## begin The records
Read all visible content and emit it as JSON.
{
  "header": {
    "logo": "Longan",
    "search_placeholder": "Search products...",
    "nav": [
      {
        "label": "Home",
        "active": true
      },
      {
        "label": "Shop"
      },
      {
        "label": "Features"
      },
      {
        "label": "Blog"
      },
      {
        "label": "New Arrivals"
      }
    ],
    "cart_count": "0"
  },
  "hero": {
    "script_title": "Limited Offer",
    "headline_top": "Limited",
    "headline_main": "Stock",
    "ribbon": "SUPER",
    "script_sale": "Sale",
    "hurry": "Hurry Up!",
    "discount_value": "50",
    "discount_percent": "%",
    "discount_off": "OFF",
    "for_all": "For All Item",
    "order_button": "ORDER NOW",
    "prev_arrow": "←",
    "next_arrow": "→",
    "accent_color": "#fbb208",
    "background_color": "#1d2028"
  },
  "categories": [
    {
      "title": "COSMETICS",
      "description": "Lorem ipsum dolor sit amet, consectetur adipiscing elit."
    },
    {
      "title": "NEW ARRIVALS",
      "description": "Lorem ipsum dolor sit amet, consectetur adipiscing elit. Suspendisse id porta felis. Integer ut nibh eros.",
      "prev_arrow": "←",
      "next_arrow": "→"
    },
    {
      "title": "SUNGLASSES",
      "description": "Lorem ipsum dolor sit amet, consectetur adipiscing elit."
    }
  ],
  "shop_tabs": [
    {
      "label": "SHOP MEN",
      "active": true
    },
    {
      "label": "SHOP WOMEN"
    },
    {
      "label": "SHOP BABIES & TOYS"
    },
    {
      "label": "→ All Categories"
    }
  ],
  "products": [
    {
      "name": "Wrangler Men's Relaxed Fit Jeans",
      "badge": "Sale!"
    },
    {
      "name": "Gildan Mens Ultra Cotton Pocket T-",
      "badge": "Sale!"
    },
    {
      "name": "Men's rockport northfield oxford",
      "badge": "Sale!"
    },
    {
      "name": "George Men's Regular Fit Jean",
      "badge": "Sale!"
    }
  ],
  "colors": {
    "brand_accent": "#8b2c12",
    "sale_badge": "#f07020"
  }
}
## end The records
• What you have to do:
Retype each record exactly, leaving nothing out.

• Reply to the exercise:
Read all visible content and emit it as JSON.
{
  "header": {
    "logo": "Longan",
    "search_placeholder": "Search products...",
    "nav": [
      {
        "label": "Home",
        "active": true
      },
      {
        "label": "Shop"
      },
      {
        "label": "Features"
      },
      {
        "label": "Blog"
      },
      {
        "label": "New Arrivals"
      }
    ],
    "cart_count": "0"
  },
  "hero": {
    "script_title": "Limited Offer",
    "headline_top": "Limited",
    "headline_main": "Stock",
    "ribbon": "SUPER",
    "script_sale": "Sale",
    "hurry": "Hurry Up!",
    "discount_value": "50",
    "discount_percent": "%",
    "discount_off": "OFF",
    "for_all": "For All Item",
    "order_button": "ORDER NOW",
    "prev_arrow": "←",
    "next_arrow": "→",
    "accent_color": "#fbb208",
    "background_color": "#1d2028"
  },
  "categories": [
    {
      "title": "COSMETICS",
      "description": "Lorem ipsum dolor sit amet, consectetur adipiscing elit."
    },
    {
      "title": "NEW ARRIVALS",
      "description": "Lorem ipsum dolor sit amet, consectetur adipiscing elit. Suspendisse id porta felis. Integer ut nibh eros.",
      "prev_arrow": "←",
      "next_arrow": "→"
    },
    {
      "title": "SUNGLASSES",
      "description": "Lorem ipsum dolor sit amet, consectetur adipiscing elit."
    }
  ],
  "shop_tabs": [
    {
      "label": "SHOP MEN",
      "active": true
    },
    {
      "label": "SHOP WOMEN"
    },
    {
      "label": "SHOP BABIES & TOYS"
    },
    {
      "label": "→ All Categories"
    }
  ],
  "products": [
    {
      "name": "Wrangler Men's Relaxed Fit Jeans",
      "badge": "Sale!"
    },
    {
      "name": "Gildan Mens Ultra Cotton Pocket T-",
      "badge": "Sale!"
    },
    {
      "name": "Men's rockport northfield oxford",
      "badge": "Sale!"
    },
    {
      "name": "George Men's Regular Fit Jean",
      "badge": "Sale!"
    }
  ],
  "colors": {
    "brand_accent": "#8b2c12",
    "sale_badge": "#f07020"
  }
}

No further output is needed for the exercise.